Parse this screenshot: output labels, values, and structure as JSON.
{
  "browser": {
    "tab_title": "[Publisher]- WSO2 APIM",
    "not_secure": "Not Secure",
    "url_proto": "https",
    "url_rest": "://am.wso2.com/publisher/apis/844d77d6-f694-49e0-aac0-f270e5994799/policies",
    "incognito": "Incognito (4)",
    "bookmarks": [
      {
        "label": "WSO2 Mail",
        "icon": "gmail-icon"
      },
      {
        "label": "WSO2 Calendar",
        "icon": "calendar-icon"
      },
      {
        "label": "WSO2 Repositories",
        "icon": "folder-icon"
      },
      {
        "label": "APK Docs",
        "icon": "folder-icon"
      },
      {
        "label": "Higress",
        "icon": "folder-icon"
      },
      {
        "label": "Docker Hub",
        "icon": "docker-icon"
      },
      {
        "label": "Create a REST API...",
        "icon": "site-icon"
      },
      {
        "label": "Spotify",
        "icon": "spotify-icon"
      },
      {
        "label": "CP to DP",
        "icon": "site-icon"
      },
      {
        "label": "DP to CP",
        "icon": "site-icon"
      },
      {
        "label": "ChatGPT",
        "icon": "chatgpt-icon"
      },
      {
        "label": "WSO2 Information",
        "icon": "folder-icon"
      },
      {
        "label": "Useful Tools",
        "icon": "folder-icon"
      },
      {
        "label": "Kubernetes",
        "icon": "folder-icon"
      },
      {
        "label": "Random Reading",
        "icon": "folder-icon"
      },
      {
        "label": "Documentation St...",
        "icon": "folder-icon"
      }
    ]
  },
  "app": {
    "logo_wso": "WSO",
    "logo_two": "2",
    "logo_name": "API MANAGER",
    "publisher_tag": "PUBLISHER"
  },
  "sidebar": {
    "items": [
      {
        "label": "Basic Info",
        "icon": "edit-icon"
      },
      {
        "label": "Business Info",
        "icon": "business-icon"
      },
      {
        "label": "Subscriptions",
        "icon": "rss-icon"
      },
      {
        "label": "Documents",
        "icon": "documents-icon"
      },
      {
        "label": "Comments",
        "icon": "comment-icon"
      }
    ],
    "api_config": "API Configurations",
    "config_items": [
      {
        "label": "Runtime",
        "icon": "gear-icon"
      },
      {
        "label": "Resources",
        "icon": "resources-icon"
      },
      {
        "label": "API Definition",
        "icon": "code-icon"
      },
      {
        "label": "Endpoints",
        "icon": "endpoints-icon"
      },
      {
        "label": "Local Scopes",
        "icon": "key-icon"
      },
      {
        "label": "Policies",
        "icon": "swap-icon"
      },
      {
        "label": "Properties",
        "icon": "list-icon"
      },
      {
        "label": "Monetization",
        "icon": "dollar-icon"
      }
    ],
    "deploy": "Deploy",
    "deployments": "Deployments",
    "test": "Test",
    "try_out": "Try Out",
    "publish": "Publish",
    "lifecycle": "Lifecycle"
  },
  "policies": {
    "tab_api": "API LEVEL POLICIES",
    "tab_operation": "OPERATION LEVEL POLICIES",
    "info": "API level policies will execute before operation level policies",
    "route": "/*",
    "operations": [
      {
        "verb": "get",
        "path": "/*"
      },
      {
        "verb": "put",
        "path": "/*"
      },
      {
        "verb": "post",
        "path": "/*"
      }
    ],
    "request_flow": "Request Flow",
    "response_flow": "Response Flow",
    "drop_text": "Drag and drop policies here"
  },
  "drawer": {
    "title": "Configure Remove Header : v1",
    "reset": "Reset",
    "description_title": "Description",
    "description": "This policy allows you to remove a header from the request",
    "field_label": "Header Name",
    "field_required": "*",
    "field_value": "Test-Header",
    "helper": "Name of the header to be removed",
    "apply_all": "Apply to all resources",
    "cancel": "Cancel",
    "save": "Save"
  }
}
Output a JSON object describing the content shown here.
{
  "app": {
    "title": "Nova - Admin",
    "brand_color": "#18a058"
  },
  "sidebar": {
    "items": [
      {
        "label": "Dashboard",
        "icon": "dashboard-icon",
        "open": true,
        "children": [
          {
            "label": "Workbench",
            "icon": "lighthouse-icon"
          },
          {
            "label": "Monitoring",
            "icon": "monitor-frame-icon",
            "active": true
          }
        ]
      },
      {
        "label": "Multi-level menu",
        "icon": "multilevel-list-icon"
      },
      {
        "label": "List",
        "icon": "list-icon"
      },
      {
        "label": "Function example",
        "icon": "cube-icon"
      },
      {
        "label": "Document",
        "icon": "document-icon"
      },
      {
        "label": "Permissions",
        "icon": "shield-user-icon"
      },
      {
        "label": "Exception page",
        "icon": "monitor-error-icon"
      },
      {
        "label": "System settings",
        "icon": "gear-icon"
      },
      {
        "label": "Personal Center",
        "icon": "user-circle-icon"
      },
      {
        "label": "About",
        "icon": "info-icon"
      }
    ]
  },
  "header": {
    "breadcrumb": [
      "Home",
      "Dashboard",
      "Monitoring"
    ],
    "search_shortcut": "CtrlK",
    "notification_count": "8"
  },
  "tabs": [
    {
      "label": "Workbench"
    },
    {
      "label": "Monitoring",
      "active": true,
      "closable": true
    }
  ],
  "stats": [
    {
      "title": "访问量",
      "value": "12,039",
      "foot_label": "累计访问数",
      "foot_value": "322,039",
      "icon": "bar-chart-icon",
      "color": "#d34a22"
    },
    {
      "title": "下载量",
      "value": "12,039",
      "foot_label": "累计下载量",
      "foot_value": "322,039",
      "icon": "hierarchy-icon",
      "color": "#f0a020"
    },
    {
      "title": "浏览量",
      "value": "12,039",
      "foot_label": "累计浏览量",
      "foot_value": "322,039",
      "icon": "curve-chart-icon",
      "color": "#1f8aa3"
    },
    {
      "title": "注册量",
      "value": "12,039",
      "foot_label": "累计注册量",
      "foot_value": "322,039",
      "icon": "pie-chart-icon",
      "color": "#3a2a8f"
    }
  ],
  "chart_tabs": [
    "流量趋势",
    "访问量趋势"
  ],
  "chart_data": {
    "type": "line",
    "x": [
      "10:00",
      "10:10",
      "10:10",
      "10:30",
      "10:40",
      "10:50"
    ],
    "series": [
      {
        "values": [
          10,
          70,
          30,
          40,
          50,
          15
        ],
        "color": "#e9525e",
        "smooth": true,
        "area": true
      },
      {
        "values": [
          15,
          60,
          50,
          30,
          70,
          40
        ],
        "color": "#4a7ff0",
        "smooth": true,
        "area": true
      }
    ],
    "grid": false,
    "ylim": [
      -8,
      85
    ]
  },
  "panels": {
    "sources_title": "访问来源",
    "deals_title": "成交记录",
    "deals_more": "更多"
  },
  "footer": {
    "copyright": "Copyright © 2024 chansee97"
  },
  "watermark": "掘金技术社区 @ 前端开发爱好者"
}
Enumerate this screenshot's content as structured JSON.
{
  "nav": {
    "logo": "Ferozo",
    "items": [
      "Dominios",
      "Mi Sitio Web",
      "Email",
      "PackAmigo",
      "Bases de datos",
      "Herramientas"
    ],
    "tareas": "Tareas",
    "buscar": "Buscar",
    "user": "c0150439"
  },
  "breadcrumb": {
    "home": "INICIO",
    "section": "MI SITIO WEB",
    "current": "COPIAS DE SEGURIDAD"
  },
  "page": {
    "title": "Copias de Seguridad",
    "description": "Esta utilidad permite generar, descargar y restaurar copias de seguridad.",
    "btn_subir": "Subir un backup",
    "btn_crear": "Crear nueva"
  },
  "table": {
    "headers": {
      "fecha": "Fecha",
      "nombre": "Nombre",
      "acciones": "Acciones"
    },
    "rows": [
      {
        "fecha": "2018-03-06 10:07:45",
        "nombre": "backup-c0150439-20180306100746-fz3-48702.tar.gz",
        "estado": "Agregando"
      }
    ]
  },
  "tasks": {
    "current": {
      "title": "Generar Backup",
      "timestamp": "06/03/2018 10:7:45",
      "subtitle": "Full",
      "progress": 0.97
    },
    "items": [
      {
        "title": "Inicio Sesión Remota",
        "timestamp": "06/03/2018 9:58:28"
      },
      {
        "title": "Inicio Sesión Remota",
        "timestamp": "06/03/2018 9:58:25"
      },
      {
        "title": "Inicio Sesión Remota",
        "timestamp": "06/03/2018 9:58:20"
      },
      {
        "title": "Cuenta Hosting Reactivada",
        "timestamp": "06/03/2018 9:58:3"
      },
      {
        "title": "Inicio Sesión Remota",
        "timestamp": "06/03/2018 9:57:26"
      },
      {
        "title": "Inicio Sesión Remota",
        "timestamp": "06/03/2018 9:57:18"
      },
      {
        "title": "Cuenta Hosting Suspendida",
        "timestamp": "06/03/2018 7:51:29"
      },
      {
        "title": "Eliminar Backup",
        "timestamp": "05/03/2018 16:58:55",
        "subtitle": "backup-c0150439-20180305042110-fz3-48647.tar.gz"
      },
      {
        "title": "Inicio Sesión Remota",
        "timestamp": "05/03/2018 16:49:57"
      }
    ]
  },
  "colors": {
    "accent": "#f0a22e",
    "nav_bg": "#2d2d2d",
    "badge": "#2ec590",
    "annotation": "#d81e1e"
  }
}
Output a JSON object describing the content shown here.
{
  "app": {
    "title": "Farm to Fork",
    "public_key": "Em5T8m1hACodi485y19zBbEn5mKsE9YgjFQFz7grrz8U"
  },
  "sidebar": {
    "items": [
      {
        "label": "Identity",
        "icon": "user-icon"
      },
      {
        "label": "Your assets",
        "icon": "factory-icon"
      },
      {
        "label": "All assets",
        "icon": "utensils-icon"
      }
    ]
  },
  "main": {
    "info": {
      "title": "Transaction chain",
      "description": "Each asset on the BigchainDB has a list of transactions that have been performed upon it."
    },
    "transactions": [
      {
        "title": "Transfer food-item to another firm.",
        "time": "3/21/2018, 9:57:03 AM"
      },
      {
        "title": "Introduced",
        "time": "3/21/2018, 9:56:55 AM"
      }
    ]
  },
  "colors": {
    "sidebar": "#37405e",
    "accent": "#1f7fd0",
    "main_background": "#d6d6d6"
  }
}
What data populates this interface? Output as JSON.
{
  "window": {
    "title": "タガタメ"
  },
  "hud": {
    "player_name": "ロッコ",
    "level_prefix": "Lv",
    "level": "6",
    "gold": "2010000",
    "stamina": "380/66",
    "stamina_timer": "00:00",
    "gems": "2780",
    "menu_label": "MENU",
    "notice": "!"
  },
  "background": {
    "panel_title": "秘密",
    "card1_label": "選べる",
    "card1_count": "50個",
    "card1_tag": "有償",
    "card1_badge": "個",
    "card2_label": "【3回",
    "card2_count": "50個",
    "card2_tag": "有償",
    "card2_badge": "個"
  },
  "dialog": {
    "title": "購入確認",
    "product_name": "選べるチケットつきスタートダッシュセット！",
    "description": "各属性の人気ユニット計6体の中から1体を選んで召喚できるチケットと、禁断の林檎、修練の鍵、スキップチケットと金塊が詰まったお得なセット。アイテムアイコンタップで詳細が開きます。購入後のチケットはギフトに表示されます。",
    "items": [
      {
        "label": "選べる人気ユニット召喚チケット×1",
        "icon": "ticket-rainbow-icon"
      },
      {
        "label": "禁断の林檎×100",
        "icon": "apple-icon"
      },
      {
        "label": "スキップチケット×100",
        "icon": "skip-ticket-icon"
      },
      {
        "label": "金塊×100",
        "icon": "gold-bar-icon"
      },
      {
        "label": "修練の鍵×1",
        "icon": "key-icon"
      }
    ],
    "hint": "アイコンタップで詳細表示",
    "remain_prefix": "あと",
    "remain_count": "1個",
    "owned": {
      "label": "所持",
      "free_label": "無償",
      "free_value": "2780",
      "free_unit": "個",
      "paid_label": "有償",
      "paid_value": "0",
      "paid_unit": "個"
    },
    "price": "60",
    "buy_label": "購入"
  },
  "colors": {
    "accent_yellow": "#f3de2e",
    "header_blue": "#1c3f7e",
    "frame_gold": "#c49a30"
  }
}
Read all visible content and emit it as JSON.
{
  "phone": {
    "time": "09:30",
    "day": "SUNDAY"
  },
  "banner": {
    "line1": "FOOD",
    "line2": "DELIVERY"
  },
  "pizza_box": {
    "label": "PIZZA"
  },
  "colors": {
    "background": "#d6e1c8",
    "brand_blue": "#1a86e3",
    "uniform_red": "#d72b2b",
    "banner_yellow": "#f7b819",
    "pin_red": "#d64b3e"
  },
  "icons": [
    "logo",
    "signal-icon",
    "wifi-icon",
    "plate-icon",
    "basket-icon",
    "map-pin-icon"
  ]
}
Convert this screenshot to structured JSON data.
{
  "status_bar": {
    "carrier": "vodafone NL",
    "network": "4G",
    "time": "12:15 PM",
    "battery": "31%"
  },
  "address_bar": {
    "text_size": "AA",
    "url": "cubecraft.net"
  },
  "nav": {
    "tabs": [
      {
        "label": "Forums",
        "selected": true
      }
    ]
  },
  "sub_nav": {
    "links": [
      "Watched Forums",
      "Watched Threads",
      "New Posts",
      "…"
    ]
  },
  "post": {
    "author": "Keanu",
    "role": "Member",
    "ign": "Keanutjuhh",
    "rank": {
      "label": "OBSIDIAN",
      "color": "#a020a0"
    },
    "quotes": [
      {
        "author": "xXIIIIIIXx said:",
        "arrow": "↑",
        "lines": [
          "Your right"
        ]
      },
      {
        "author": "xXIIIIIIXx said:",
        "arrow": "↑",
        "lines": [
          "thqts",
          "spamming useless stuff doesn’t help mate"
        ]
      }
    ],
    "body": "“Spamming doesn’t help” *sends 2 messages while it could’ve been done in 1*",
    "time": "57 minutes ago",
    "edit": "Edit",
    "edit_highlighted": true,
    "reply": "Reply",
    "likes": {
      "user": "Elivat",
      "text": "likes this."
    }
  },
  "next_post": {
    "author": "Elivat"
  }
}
┄┄┄┄┄┄
__Task instructions__.
What is the number of lines in the records above that include the word "nombre"? Reply with that number and nothing more.

__The result__.
2